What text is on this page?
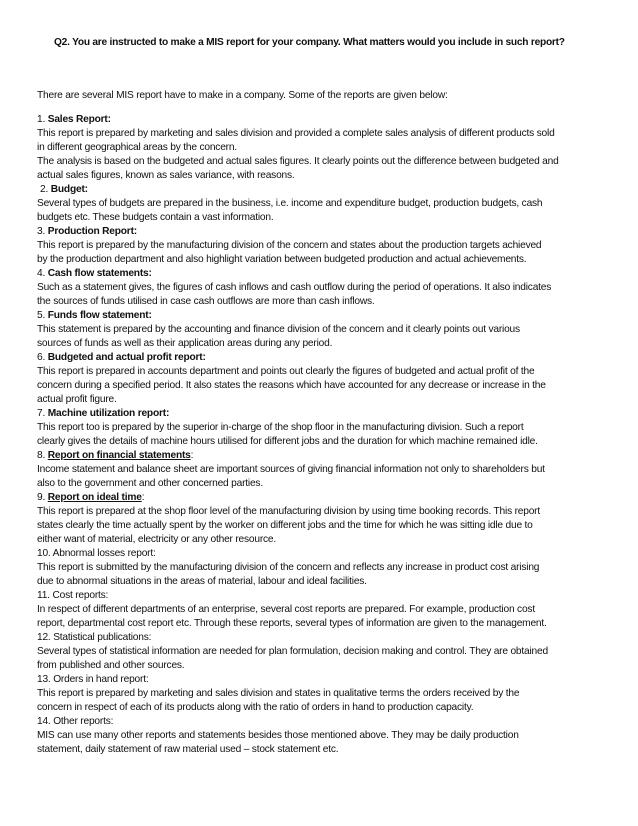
Q2. You are instructed to make a MIS report for your company. What matters would you include in such report?

There are several MIS report have to make in a company. Some of the reports are given below:

1. Sales Report:
This report is prepared by marketing and sales division and provided a complete sales analysis of different products sold
in different geographical areas by the concern.
The analysis is based on the budgeted and actual sales figures. It clearly points out the difference between budgeted and
actual sales figures, known as sales variance, with reasons.
2. Budget:
Several types of budgets are prepared in the business, i.e. income and expenditure budget, production budgets, cash
budgets etc. These budgets contain a vast information.
3. Production Report:
This report is prepared by the manufacturing division of the concern and states about the production targets achieved
by the production department and also highlight variation between budgeted production and actual achievements.
4. Cash flow statements:
Such as a statement gives, the figures of cash inflows and cash outflow during the period of operations. It also indicates
the sources of funds utilised in case cash outflows are more than cash inflows.
5. Funds flow statement:
This statement is prepared by the accounting and finance division of the concern and it clearly points out various
sources of funds as well as their application areas during any period.
6. Budgeted and actual profit report:
This report is prepared in accounts department and points out clearly the figures of budgeted and actual profit of the
concern during a specified period. It also states the reasons which have accounted for any decrease or increase in the
actual profit figure.
7. Machine utilization report:
This report too is prepared by the superior in-charge of the shop floor in the manufacturing division. Such a report
clearly gives the details of machine hours utilised for different jobs and the duration for which machine remained idle.
8. Report on financial statements:
Income statement and balance sheet are important sources of giving financial information not only to shareholders but
also to the government and other concerned parties.
9. Report on ideal time:
This report is prepared at the shop floor level of the manufacturing division by using time booking records. This report
states clearly the time actually spent by the worker on different jobs and the time for which he was sitting idle due to
either want of material, electricity or any other resource.
10. Abnormal losses report:
This report is submitted by the manufacturing division of the concern and reflects any increase in product cost arising
due to abnormal situations in the areas of material, labour and ideal facilities.
11. Cost reports:
In respect of different departments of an enterprise, several cost reports are prepared. For example, production cost
report, departmental cost report etc. Through these reports, several types of information are given to the management.
12. Statistical publications:
Several types of statistical information are needed for plan formulation, decision making and control. They are obtained
from published and other sources.
13. Orders in hand report:
This report is prepared by marketing and sales division and states in qualitative terms the orders received by the
concern in respect of each of its products along with the ratio of orders in hand to production capacity.
14. Other reports:
MIS can use many other reports and statements besides those mentioned above. They may be daily production
statement, daily statement of raw material used – stock statement etc.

════════════════

● Required work: Find the string "floor" in the entries above and return each line that holds it.

● Answer:
This report too is prepared by the superior in-charge of the shop floor in the manufacturing division. Such a report
This report is prepared at the shop floor level of the manufacturing division by using time booking records. This report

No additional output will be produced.